• [Aim]:
Repeat the listing below in full, exactly as it stands.

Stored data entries

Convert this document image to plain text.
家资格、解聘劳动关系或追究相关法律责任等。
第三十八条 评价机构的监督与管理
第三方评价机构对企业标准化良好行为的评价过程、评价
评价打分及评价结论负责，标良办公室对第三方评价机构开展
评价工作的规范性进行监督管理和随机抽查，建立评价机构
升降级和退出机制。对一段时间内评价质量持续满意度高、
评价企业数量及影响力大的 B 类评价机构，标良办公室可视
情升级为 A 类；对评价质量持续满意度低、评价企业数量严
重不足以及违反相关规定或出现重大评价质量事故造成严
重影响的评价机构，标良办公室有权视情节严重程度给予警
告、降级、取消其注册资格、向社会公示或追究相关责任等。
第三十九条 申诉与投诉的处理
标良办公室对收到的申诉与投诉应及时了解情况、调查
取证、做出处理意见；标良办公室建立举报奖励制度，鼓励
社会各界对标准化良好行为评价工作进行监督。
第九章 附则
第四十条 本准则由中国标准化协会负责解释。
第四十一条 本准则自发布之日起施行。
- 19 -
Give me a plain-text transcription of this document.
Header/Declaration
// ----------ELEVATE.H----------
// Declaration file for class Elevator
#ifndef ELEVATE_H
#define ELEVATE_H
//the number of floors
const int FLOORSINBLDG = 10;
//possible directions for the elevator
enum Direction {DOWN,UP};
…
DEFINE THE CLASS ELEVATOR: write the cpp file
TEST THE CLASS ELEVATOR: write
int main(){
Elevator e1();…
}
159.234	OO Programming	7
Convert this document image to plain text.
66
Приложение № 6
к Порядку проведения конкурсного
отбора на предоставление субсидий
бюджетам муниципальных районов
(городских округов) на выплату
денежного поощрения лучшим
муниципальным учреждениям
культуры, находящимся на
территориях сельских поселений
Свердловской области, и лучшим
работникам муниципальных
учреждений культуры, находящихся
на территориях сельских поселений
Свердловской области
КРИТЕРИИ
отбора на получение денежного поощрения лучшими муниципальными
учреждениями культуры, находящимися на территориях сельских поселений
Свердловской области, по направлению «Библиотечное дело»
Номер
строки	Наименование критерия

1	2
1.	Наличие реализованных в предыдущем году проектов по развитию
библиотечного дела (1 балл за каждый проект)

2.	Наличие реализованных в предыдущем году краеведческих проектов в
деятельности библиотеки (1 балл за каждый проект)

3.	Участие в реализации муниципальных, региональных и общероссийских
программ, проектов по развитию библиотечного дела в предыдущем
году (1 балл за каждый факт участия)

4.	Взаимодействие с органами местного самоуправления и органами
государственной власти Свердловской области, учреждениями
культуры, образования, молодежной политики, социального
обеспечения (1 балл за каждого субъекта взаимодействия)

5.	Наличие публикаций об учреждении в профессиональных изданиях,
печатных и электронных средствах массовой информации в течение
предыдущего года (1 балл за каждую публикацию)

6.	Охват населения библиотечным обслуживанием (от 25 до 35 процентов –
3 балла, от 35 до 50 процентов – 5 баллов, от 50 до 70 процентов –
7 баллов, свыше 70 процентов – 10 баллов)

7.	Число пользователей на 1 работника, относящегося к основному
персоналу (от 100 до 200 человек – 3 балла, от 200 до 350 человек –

• [Answer]:
Convert this document image to plain text.
家资格、解聘劳动关系或追究相关法律责任等。
第三十八条 评价机构的监督与管理
第三方评价机构对企业标准化良好行为的评价过程、评价
评价打分及评价结论负责，标良办公室对第三方评价机构开展
评价工作的规范性进行监督管理和随机抽查，建立评价机构
升降级和退出机制。对一段时间内评价质量持续满意度高、
评价企业数量及影响力大的 B 类评价机构，标良办公室可视
情升级为 A 类；对评价质量持续满意度低、评价企业数量严
重不足以及违反相关规定或出现重大评价质量事故造成严
重影响的评价机构，标良办公室有权视情节严重程度给予警
告、降级、取消其注册资格、向社会公示或追究相关责任等。
第三十九条 申诉与投诉的处理
标良办公室对收到的申诉与投诉应及时了解情况、调查
取证、做出处理意见；标良办公室建立举报奖励制度，鼓励
社会各界对标准化良好行为评价工作进行监督。
第九章 附则
第四十条 本准则由中国标准化协会负责解释。
第四十一条 本准则自发布之日起施行。
- 19 -
Give me a plain-text transcription of this document.
Header/Declaration
// ----------ELEVATE.H----------
// Declaration file for class Elevator
#ifndef ELEVATE_H
#define ELEVATE_H
//the number of floors
const int FLOORSINBLDG = 10;
//possible directions for the elevator
enum Direction {DOWN,UP};
…
DEFINE THE CLASS ELEVATOR: write the cpp file
TEST THE CLASS ELEVATOR: write
int main(){
Elevator e1();…
}
159.234	OO Programming	7
Convert this document image to plain text.
66
Приложение № 6
к Порядку проведения конкурсного
отбора на предоставление субсидий
бюджетам муниципальных районов
(городских округов) на выплату
денежного поощрения лучшим
муниципальным учреждениям
культуры, находящимся на
территориях сельских поселений
Свердловской области, и лучшим
работникам муниципальных
учреждений культуры, находящихся
на территориях сельских поселений
Свердловской области
КРИТЕРИИ
отбора на получение денежного поощрения лучшими муниципальными
учреждениями культуры, находящимися на территориях сельских поселений
Свердловской области, по направлению «Библиотечное дело»
Номер
строки	Наименование критерия

1	2
1.	Наличие реализованных в предыдущем году проектов по развитию
библиотечного дела (1 балл за каждый проект)

2.	Наличие реализованных в предыдущем году краеведческих проектов в
деятельности библиотеки (1 балл за каждый проект)

3.	Участие в реализации муниципальных, региональных и общероссийских
программ, проектов по развитию библиотечного дела в предыдущем
году (1 балл за каждый факт участия)

4.	Взаимодействие с органами местного самоуправления и органами
государственной власти Свердловской области, учреждениями
культуры, образования, молодежной политики, социального
обеспечения (1 балл за каждого субъекта взаимодействия)

5.	Наличие публикаций об учреждении в профессиональных изданиях,
печатных и электронных средствах массовой информации в течение
предыдущего года (1 балл за каждую публикацию)

6.	Охват населения библиотечным обслуживанием (от 25 до 35 процентов –
3 балла, от 35 до 50 процентов – 5 баллов, от 50 до 70 процентов –
7 баллов, свыше 70 процентов – 10 баллов)

7.	Число пользователей на 1 работника, относящегося к основному
персоналу (от 100 до 200 человек – 3 балла, от 200 до 350 человек –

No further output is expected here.